**Directions**
Among the entries below, count the lines that contain the word "this". Write down only the total.

---------- Dataset extract

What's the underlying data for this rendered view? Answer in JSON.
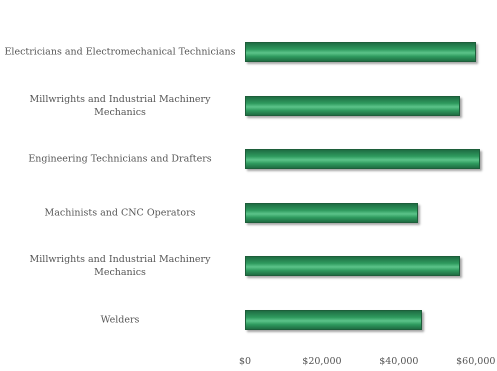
{
  "chart_data": {
    "type": "barh",
    "categories": [
      "Electricians and Electromechanical Technicians",
      "Millwrights and Industrial Machinery Mechanics",
      "Engineering Technicians and Drafters",
      "Machinists and CNC Operators",
      "Millwrights and Industrial Machinery Mechanics",
      "Welders"
    ],
    "values": [
      60000,
      56000,
      61000,
      45000,
      56000,
      46000
    ],
    "color": "#2e9a5e",
    "xlim": [
      0,
      65000
    ],
    "xticks": [
      {
        "value": 0,
        "label": "$0"
      },
      {
        "value": 20000,
        "label": "$20,000"
      },
      {
        "value": 40000,
        "label": "$40,000"
      },
      {
        "value": 60000,
        "label": "$60,000"
      }
    ]
  }
}
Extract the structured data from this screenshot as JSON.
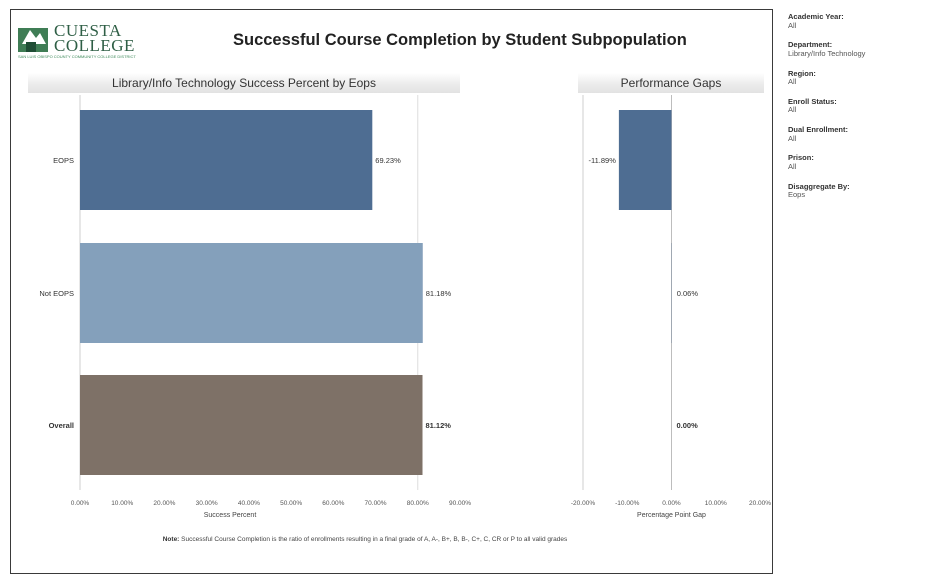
{
  "header": {
    "logo_line1": "CUESTA",
    "logo_line2": "COLLEGE",
    "logo_tagline": "SAN LUIS OBISPO COUNTY COMMUNITY COLLEGE DISTRICT",
    "title": "Successful Course Completion by Student Subpopulation"
  },
  "colors": {
    "eops": "#4e6d92",
    "not_eops": "#84a0bb",
    "overall": "#7e7167",
    "gap": "#4e6d92"
  },
  "chart_data": [
    {
      "type": "bar",
      "orientation": "horizontal",
      "title": "Library/Info Technology Success Percent by Eops",
      "categories": [
        "EOPS",
        "Not EOPS",
        "Overall"
      ],
      "values": [
        69.23,
        81.18,
        81.12
      ],
      "value_labels": [
        "69.23%",
        "81.18%",
        "81.12%"
      ],
      "xlabel": "Success Percent",
      "xlim": [
        0,
        90
      ],
      "ticks": [
        0,
        10,
        20,
        30,
        40,
        50,
        60,
        70,
        80,
        90
      ],
      "tick_labels": [
        "0.00%",
        "10.00%",
        "20.00%",
        "30.00%",
        "40.00%",
        "50.00%",
        "60.00%",
        "70.00%",
        "80.00%",
        "90.00%"
      ]
    },
    {
      "type": "bar",
      "orientation": "horizontal",
      "title": "Performance Gaps",
      "categories": [
        "EOPS",
        "Not EOPS",
        "Overall"
      ],
      "values": [
        -11.89,
        0.06,
        0.0
      ],
      "value_labels": [
        "-11.89%",
        "0.06%",
        "0.00%"
      ],
      "xlabel": "Percentage Point Gap",
      "xlim": [
        -20,
        20
      ],
      "ticks": [
        -20,
        -10,
        0,
        10,
        20
      ],
      "tick_labels": [
        "-20.00%",
        "-10.00%",
        "0.00%",
        "10.00%",
        "20.00%"
      ]
    }
  ],
  "note": {
    "prefix": "Note:",
    "text": "Successful Course Completion is the ratio of enrollments resulting in a final grade of A, A-, B+, B, B-, C+, C, CR or P to all valid grades"
  },
  "filters": [
    {
      "label": "Academic Year:",
      "value": "All"
    },
    {
      "label": "Department:",
      "value": "Library/Info Technology"
    },
    {
      "label": "Region:",
      "value": "All"
    },
    {
      "label": "Enroll Status:",
      "value": "All"
    },
    {
      "label": "Dual Enrollment:",
      "value": "All"
    },
    {
      "label": "Prison:",
      "value": "All"
    },
    {
      "label": "Disaggregate By:",
      "value": "Eops"
    }
  ]
}
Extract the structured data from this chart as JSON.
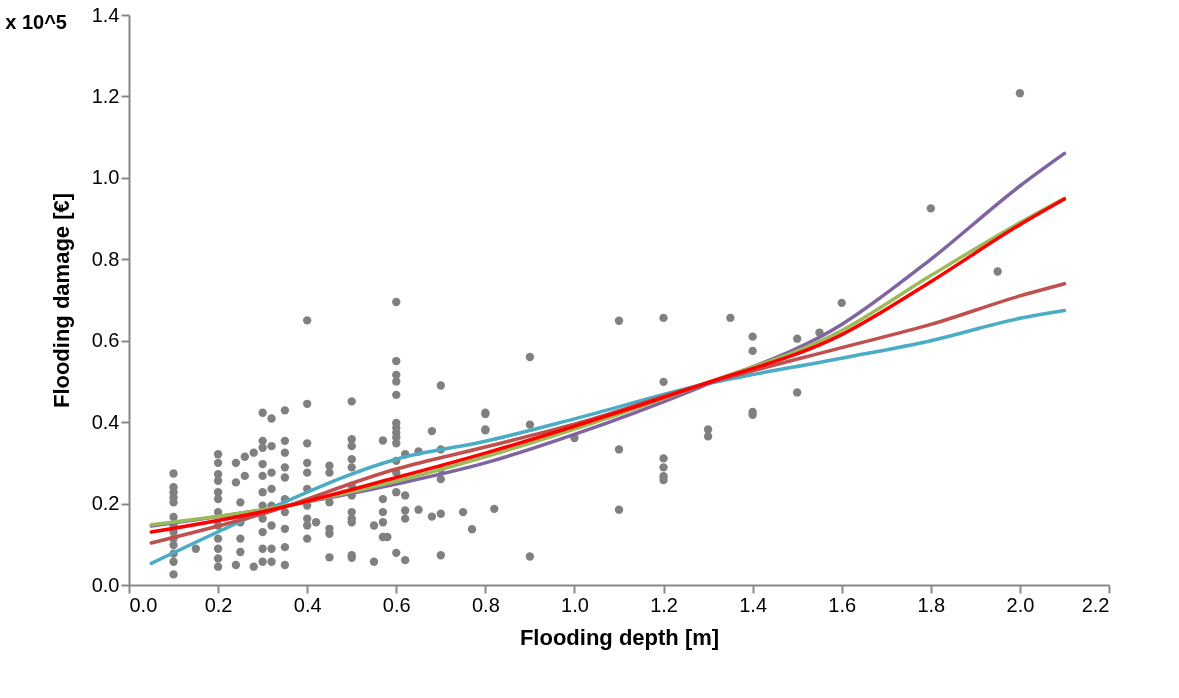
{
  "chart_data": {
    "type": "scatter",
    "xlabel": "Flooding depth [m]",
    "ylabel": "Flooding damage   [€]",
    "annotations": [
      "x 10^5"
    ],
    "xlim": [
      0,
      2.2
    ],
    "ylim": [
      0,
      1.4
    ],
    "xticks": [
      {
        "value": 0,
        "label": "0.0"
      },
      0.2,
      0.4,
      0.6,
      0.8,
      {
        "value": 1,
        "label": "1.0"
      },
      1.2,
      1.4,
      1.6,
      1.8,
      {
        "value": 2,
        "label": "2.0"
      },
      2.2
    ],
    "yticks": [
      {
        "value": 0,
        "label": "0.0"
      },
      0.2,
      0.4,
      0.6,
      0.8,
      {
        "value": 1,
        "label": "1.0"
      },
      1.2,
      1.4
    ],
    "grid": false,
    "line_style": "solid",
    "series": [
      {
        "marker": "circle",
        "color": "#808080",
        "x": [
          0.1,
          0.1,
          0.1,
          0.1,
          0.1,
          0.1,
          0.1,
          0.1,
          0.1,
          0.1,
          0.1,
          0.1,
          0.1,
          0.15,
          0.2,
          0.2,
          0.2,
          0.2,
          0.2,
          0.2,
          0.2,
          0.2,
          0.2,
          0.2,
          0.2,
          0.2,
          0.26,
          0.24,
          0.26,
          0.24,
          0.25,
          0.25,
          0.25,
          0.25,
          0.24,
          0.28,
          0.28,
          0.3,
          0.3,
          0.3,
          0.3,
          0.3,
          0.3,
          0.3,
          0.3,
          0.3,
          0.3,
          0.3,
          0.32,
          0.32,
          0.32,
          0.32,
          0.32,
          0.32,
          0.32,
          0.32,
          0.35,
          0.35,
          0.35,
          0.35,
          0.35,
          0.35,
          0.35,
          0.35,
          0.35,
          0.35,
          0.4,
          0.4,
          0.4,
          0.4,
          0.4,
          0.4,
          0.4,
          0.4,
          0.4,
          0.4,
          0.42,
          0.45,
          0.45,
          0.45,
          0.45,
          0.45,
          0.45,
          0.5,
          0.5,
          0.5,
          0.5,
          0.5,
          0.5,
          0.5,
          0.5,
          0.5,
          0.5,
          0.5,
          0.5,
          0.55,
          0.55,
          0.57,
          0.57,
          0.57,
          0.57,
          0.57,
          0.58,
          0.6,
          0.6,
          0.6,
          0.6,
          0.6,
          0.6,
          0.6,
          0.6,
          0.6,
          0.6,
          0.6,
          0.6,
          0.6,
          0.6,
          0.62,
          0.62,
          0.62,
          0.62,
          0.62,
          0.65,
          0.65,
          0.68,
          0.68,
          0.7,
          0.7,
          0.7,
          0.7,
          0.7,
          0.7,
          0.75,
          0.77,
          0.8,
          0.8,
          0.8,
          0.8,
          0.82,
          0.9,
          0.9,
          0.9,
          1.0,
          1.1,
          1.1,
          1.1,
          1.2,
          1.2,
          1.2,
          1.2,
          1.2,
          1.2,
          1.3,
          1.3,
          1.35,
          1.4,
          1.4,
          1.4,
          1.4,
          1.5,
          1.5,
          1.55,
          1.6,
          1.8,
          1.95,
          2.0
        ],
        "values": [
          0.274,
          0.24,
          0.228,
          0.215,
          0.203,
          0.167,
          0.146,
          0.13,
          0.114,
          0.098,
          0.077,
          0.057,
          0.026,
          0.089,
          0.321,
          0.3,
          0.272,
          0.256,
          0.228,
          0.211,
          0.179,
          0.146,
          0.114,
          0.089,
          0.065,
          0.045,
          0.315,
          0.3,
          0.268,
          0.252,
          0.203,
          0.154,
          0.114,
          0.081,
          0.049,
          0.325,
          0.045,
          0.423,
          0.354,
          0.337,
          0.297,
          0.268,
          0.228,
          0.195,
          0.163,
          0.13,
          0.089,
          0.057,
          0.409,
          0.341,
          0.276,
          0.236,
          0.195,
          0.146,
          0.089,
          0.057,
          0.429,
          0.354,
          0.325,
          0.289,
          0.264,
          0.211,
          0.179,
          0.138,
          0.093,
          0.049,
          0.65,
          0.445,
          0.348,
          0.3,
          0.276,
          0.236,
          0.195,
          0.163,
          0.146,
          0.114,
          0.154,
          0.293,
          0.276,
          0.203,
          0.138,
          0.126,
          0.068,
          0.451,
          0.358,
          0.341,
          0.309,
          0.289,
          0.244,
          0.22,
          0.179,
          0.163,
          0.154,
          0.073,
          0.067,
          0.146,
          0.057,
          0.355,
          0.211,
          0.179,
          0.154,
          0.118,
          0.118,
          0.695,
          0.55,
          0.516,
          0.5,
          0.467,
          0.398,
          0.386,
          0.374,
          0.362,
          0.348,
          0.305,
          0.276,
          0.228,
          0.079,
          0.321,
          0.22,
          0.183,
          0.163,
          0.061,
          0.328,
          0.185,
          0.378,
          0.168,
          0.49,
          0.333,
          0.285,
          0.26,
          0.175,
          0.073,
          0.179,
          0.137,
          0.423,
          0.382,
          0.42,
          0.38,
          0.187,
          0.56,
          0.394,
          0.07,
          0.361,
          0.649,
          0.333,
          0.185,
          0.656,
          0.499,
          0.311,
          0.289,
          0.267,
          0.258,
          0.382,
          0.365,
          0.656,
          0.61,
          0.575,
          0.425,
          0.418,
          0.605,
          0.473,
          0.62,
          0.693,
          0.925,
          0.77,
          1.208
        ]
      },
      {
        "type": "line",
        "color": "#4bacc6",
        "x": [
          0.05,
          0.3,
          0.6,
          0.8,
          1.0,
          1.28,
          1.6,
          1.8,
          2.0,
          2.1
        ],
        "values": [
          0.053,
          0.18,
          0.309,
          0.353,
          0.408,
          0.49,
          0.557,
          0.6,
          0.655,
          0.674
        ]
      },
      {
        "type": "line",
        "color": "#c0504d",
        "x": [
          0.05,
          0.3,
          0.6,
          0.8,
          1.0,
          1.28,
          1.6,
          1.8,
          2.0,
          2.1
        ],
        "values": [
          0.103,
          0.175,
          0.285,
          0.339,
          0.395,
          0.49,
          0.583,
          0.64,
          0.71,
          0.74
        ]
      },
      {
        "type": "line",
        "color": "#8064a2",
        "x": [
          0.05,
          0.3,
          0.6,
          0.8,
          1.0,
          1.28,
          1.6,
          1.8,
          2.0,
          2.1
        ],
        "values": [
          0.145,
          0.185,
          0.248,
          0.3,
          0.37,
          0.485,
          0.64,
          0.8,
          0.98,
          1.06
        ]
      },
      {
        "type": "line",
        "color": "#9bbb59",
        "x": [
          0.05,
          0.3,
          0.6,
          0.8,
          1.0,
          1.28,
          1.6,
          1.8,
          2.0,
          2.1
        ],
        "values": [
          0.148,
          0.185,
          0.255,
          0.315,
          0.383,
          0.49,
          0.625,
          0.76,
          0.89,
          0.95
        ]
      },
      {
        "type": "line",
        "color": "#ff0000",
        "x": [
          0.05,
          0.3,
          0.6,
          0.8,
          1.0,
          1.28,
          1.6,
          1.8,
          2.0,
          2.1
        ],
        "values": [
          0.13,
          0.18,
          0.264,
          0.324,
          0.39,
          0.49,
          0.615,
          0.745,
          0.885,
          0.948
        ]
      }
    ]
  }
}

--------------------

**Task output**
3